PAGE EXCERPT:
#####

The split between tangible assets and financial assets isn’t just about what you buy. It’s about how you want to invest. Do you want something you can walk through and improve? Or would you rather own fractional stakes in hundreds of companies without ever having to think about maintenance?

Your best move depends on how much capital you have, whether you need income now or growth later, how much time you’re willing to commit, and what keeps you up at night. Most sophisticated investors use both, but weighted very differently.

Real Assets vs Financial Assets: At a Glance

Feature

Tangible Assets

Financial Assets

Definition

Physical, tangible items

Paper or digital ownership claims

Examples

Property, gold, farmland, commodities

Stocks, bonds, mutual funds, ETFs

Liquidity

Generally lower, takes time to sell

Usually higher, can often sell quickly

Entry Cost

Often requires substantial capital

Can start with small amounts

Management

Active oversight (can have property management)

Can be passive or professionally managed

Inflation Protection

Strong hedge against inflation

Variable, some assets are better than others

How They Generate Income

Rental income, commodity production

Dividends, interest, capital gains

Market Volatility

Less daily price fluctuation

Can experience significant short-term swings

What are Real Assets?

Real assets are tangible, physical investments you can touch and see. Unlike stocks or bonds that represent claims on future cash flows, real assets have intrinsic value from their physical properties and what they can do.

When you buy a rental property, you own the building and the land beneath it. When you purchase gold bullion, you can hold it in your hand. This physical nature is what separates tangible assets from financial ones. They exist independently of any company’s performance or promise to pay.

The most common types of real assets include:

Real Estate: Residential properties, commercial buildings, industrial warehouses, and land. Property generates returns through rental income and capital appreciation.

Commodities: Oil, natural gas, agricultural products like wheat and corn, industrial metals like copper and aluminium. These are raw materials that feed into production processes.

Infrastructure: Transportation (roads, airports, railroads), utilities, telecommunications infrastructure

Precious Metals: Gold, silver, platinum, and palladium. Historically used as stores of value and protection against currency losing value.

Natural Resources: Timberland, farmland, mineral rights, water rights. These produce ongoing yields from harvesting or extraction.

Collectibles and Art: Although less liquid, items like fine art, rare coins, vintage cars, and wine can appreciate significantly.

Real assets generate returns in two main ways:

  1. They can generate income, such as rent from tenants or crop yields from farmland.
  2. They appreciate in value, either through improvements you make, inflation, or increasing scarcity. A building in a growing city becomes more valuable as demand rises. An oil field becomes more profitable as prices increase.

What is a Financial Asset?

A financial asset is a non-physical investment that gets its value from a contractual claim or ownership stake. You're not buying a physical object. You're buying the right to future cash flows, a share of company profits, or a promise to be repaid with interest.

Financial assets exist on paper or, more accurately these days in digital ledgers. When you own shares in Apple, you don’t own a piece of their headquarters or a fraction of their iPhone inventory. You own a tiny slice of the company’s future earnings and a claim on its assets if it ever goes bankrupt or is liquidated.

#####

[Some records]
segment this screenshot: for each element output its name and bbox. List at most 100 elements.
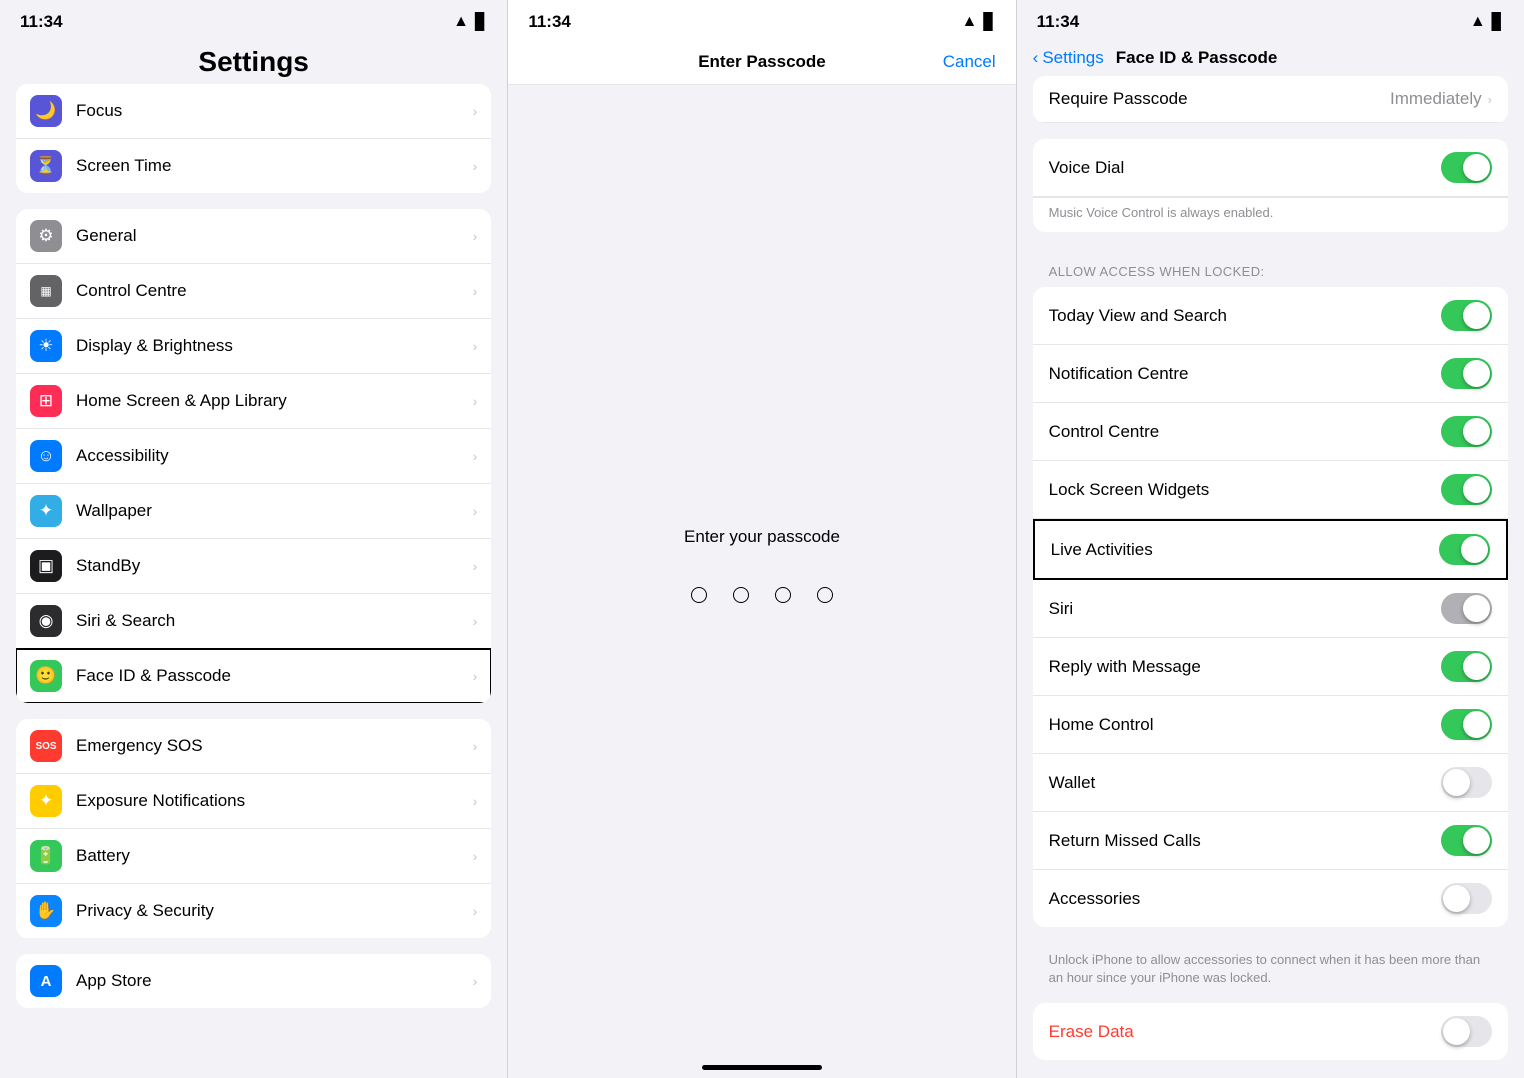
today-view-row[interactable]: Today View and Search bbox=[1033, 287, 1508, 345]
sidebar-item-privacy[interactable]: ✋ Privacy & Security › bbox=[16, 884, 491, 938]
passcode-prompt: Enter your passcode bbox=[684, 527, 840, 547]
middle-status-icons: ▲ ▊ bbox=[962, 12, 996, 32]
sidebar-item-general[interactable]: ⚙ General › bbox=[16, 209, 491, 264]
control-centre-icon: ▦ bbox=[30, 275, 62, 307]
erase-data-row[interactable]: Erase Data bbox=[1033, 1003, 1508, 1060]
lock-screen-widgets-toggle[interactable] bbox=[1441, 474, 1492, 505]
group-require-passcode: Require Passcode Immediately › bbox=[1033, 76, 1508, 123]
passcode-dot-1 bbox=[691, 587, 707, 603]
back-chevron-icon: ‹ bbox=[1033, 48, 1039, 68]
emergency-icon: SOS bbox=[30, 730, 62, 762]
focus-chevron: › bbox=[473, 103, 478, 119]
settings-title: Settings bbox=[16, 46, 491, 78]
face-id-page-title: Face ID & Passcode bbox=[1116, 48, 1278, 68]
focus-icon: 🌙 bbox=[30, 95, 62, 127]
settings-list: 🌙 Focus › ⏳ Screen Time › ⚙ General › ▦ … bbox=[0, 84, 507, 1078]
exposure-icon: ✦ bbox=[30, 785, 62, 817]
sidebar-item-control-centre[interactable]: ▦ Control Centre › bbox=[16, 264, 491, 319]
today-view-toggle[interactable] bbox=[1441, 300, 1492, 331]
appstore-icon: A bbox=[30, 965, 62, 997]
group-general: ⚙ General › ▦ Control Centre › ☀ Display… bbox=[16, 209, 491, 703]
sidebar-item-accessibility[interactable]: ☺ Accessibility › bbox=[16, 429, 491, 484]
back-button[interactable]: ‹ Settings bbox=[1033, 48, 1104, 68]
home-bar bbox=[702, 1065, 822, 1070]
reply-message-row[interactable]: Reply with Message bbox=[1033, 638, 1508, 696]
lock-screen-widgets-row[interactable]: Lock Screen Widgets bbox=[1033, 461, 1508, 519]
return-missed-calls-row[interactable]: Return Missed Calls bbox=[1033, 812, 1508, 870]
privacy-icon: ✋ bbox=[30, 895, 62, 927]
sidebar-item-siri[interactable]: ◉ Siri & Search › bbox=[16, 594, 491, 649]
sidebar-item-battery[interactable]: 🔋 Battery › bbox=[16, 829, 491, 884]
appstore-label: App Store bbox=[76, 971, 467, 991]
sidebar-item-wallpaper[interactable]: ✦ Wallpaper › bbox=[16, 484, 491, 539]
wallpaper-label: Wallpaper bbox=[76, 501, 467, 521]
erase-data-toggle[interactable] bbox=[1441, 1016, 1492, 1047]
siri-icon: ◉ bbox=[30, 605, 62, 637]
home-control-label: Home Control bbox=[1049, 715, 1154, 735]
middle-status-bar: 11:34 ▲ ▊ bbox=[508, 0, 1015, 38]
reply-message-label: Reply with Message bbox=[1049, 657, 1201, 677]
accessories-toggle[interactable] bbox=[1441, 883, 1492, 914]
standby-icon: ▣ bbox=[30, 550, 62, 582]
face-id-list: Require Passcode Immediately › Voice Dia… bbox=[1017, 76, 1524, 1078]
require-passcode-row[interactable]: Require Passcode Immediately › bbox=[1033, 76, 1508, 123]
voice-dial-row[interactable]: Voice Dial bbox=[1033, 139, 1508, 197]
sidebar-item-exposure[interactable]: ✦ Exposure Notifications › bbox=[16, 774, 491, 829]
general-label: General bbox=[76, 226, 467, 246]
accessibility-label: Accessibility bbox=[76, 446, 467, 466]
live-activities-row[interactable]: Live Activities bbox=[1033, 519, 1508, 580]
reply-message-toggle[interactable] bbox=[1441, 651, 1492, 682]
screen-time-icon: ⏳ bbox=[30, 150, 62, 182]
wallet-row[interactable]: Wallet bbox=[1033, 754, 1508, 812]
home-control-row[interactable]: Home Control bbox=[1033, 696, 1508, 754]
left-time: 11:34 bbox=[20, 12, 63, 32]
passcode-cancel-button[interactable]: Cancel bbox=[943, 52, 996, 72]
home-indicator bbox=[508, 1044, 1015, 1078]
right-time: 11:34 bbox=[1037, 12, 1080, 32]
notification-centre-toggle[interactable] bbox=[1441, 358, 1492, 389]
passcode-dot-2 bbox=[733, 587, 749, 603]
notification-centre-row[interactable]: Notification Centre bbox=[1033, 345, 1508, 403]
sidebar-item-emergency[interactable]: SOS Emergency SOS › bbox=[16, 719, 491, 774]
control-centre-locked-toggle[interactable] bbox=[1441, 416, 1492, 447]
passcode-header: Enter Passcode Cancel bbox=[508, 38, 1015, 85]
accessories-row[interactable]: Accessories bbox=[1033, 870, 1508, 927]
notification-centre-label: Notification Centre bbox=[1049, 364, 1189, 384]
sidebar-item-face-id[interactable]: 🙂 Face ID & Passcode › bbox=[16, 649, 491, 703]
general-icon: ⚙ bbox=[30, 220, 62, 252]
standby-label: StandBy bbox=[76, 556, 467, 576]
middle-time: 11:34 bbox=[528, 12, 571, 32]
accessories-label: Accessories bbox=[1049, 889, 1141, 909]
siri-locked-label: Siri bbox=[1049, 599, 1074, 619]
passcode-body: Enter your passcode bbox=[508, 85, 1015, 1044]
sidebar-item-home-screen[interactable]: ⊞ Home Screen & App Library › bbox=[16, 374, 491, 429]
require-passcode-chevron: › bbox=[1488, 92, 1492, 107]
sidebar-item-display[interactable]: ☀ Display & Brightness › bbox=[16, 319, 491, 374]
group-focus: 🌙 Focus › ⏳ Screen Time › bbox=[16, 84, 491, 193]
siri-locked-row[interactable]: Siri bbox=[1033, 580, 1508, 638]
face-id-icon: 🙂 bbox=[30, 660, 62, 692]
group-erase: Erase Data bbox=[1033, 1003, 1508, 1060]
sidebar-item-standby[interactable]: ▣ StandBy › bbox=[16, 539, 491, 594]
return-missed-calls-label: Return Missed Calls bbox=[1049, 831, 1201, 851]
face-id-header: ‹ Settings Face ID & Passcode bbox=[1017, 38, 1524, 76]
today-view-label: Today View and Search bbox=[1049, 306, 1227, 326]
voice-dial-toggle[interactable] bbox=[1441, 152, 1492, 183]
face-id-label: Face ID & Passcode bbox=[76, 666, 467, 686]
passcode-dot-3 bbox=[775, 587, 791, 603]
live-activities-toggle[interactable] bbox=[1439, 534, 1490, 565]
wallet-toggle[interactable] bbox=[1441, 767, 1492, 798]
home-control-toggle[interactable] bbox=[1441, 709, 1492, 740]
sidebar-item-focus[interactable]: 🌙 Focus › bbox=[16, 84, 491, 139]
require-passcode-value: Immediately bbox=[1390, 89, 1482, 109]
privacy-label: Privacy & Security bbox=[76, 901, 467, 921]
sidebar-item-appstore[interactable]: A App Store › bbox=[16, 954, 491, 1008]
siri-label: Siri & Search bbox=[76, 611, 467, 631]
return-missed-calls-toggle[interactable] bbox=[1441, 825, 1492, 856]
group-appstore: A App Store › bbox=[16, 954, 491, 1008]
sidebar-item-screen-time[interactable]: ⏳ Screen Time › bbox=[16, 139, 491, 193]
screen-time-label: Screen Time bbox=[76, 156, 467, 176]
siri-locked-toggle[interactable] bbox=[1441, 593, 1492, 624]
control-centre-locked-row[interactable]: Control Centre bbox=[1033, 403, 1508, 461]
right-status-bar: 11:34 ▲ ▊ bbox=[1017, 0, 1524, 38]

#####

TASK REQUIREMENTS:
**a)** According to the excerpt on real and financial assets, what is the entry cost for financial assets?
**b)** Return, character for character, the lines of the records from the one containing "today-view-row[interactable]: Today View" through the one containing "settings-title: Settings bbox=[16, 46, 491, 78]", both included.

RESPONSES IN ORDER:
**a)** Financial assets can start with small amounts.

**b)**
today-view-row[interactable]: Today View and Search bbox=[1033, 287, 1508, 345]
sidebar-item-privacy[interactable]: ✋ Privacy & Security › bbox=[16, 884, 491, 938]
passcode-prompt: Enter your passcode bbox=[684, 527, 840, 547]
middle-status-icons: ▲ ▊ bbox=[962, 12, 996, 32]
sidebar-item-general[interactable]: ⚙ General › bbox=[16, 209, 491, 264]
control-centre-icon: ▦ bbox=[30, 275, 62, 307]
erase-data-row[interactable]: Erase Data bbox=[1033, 1003, 1508, 1060]
lock-screen-widgets-toggle[interactable] bbox=[1441, 474, 1492, 505]
group-require-passcode: Require Passcode Immediately › bbox=[1033, 76, 1508, 123]
passcode-dot-1 bbox=[691, 587, 707, 603]
back-chevron-icon: ‹ bbox=[1033, 48, 1039, 68]
emergency-icon: SOS bbox=[30, 730, 62, 762]
focus-chevron: › bbox=[473, 103, 478, 119]
settings-title: Settings bbox=[16, 46, 491, 78]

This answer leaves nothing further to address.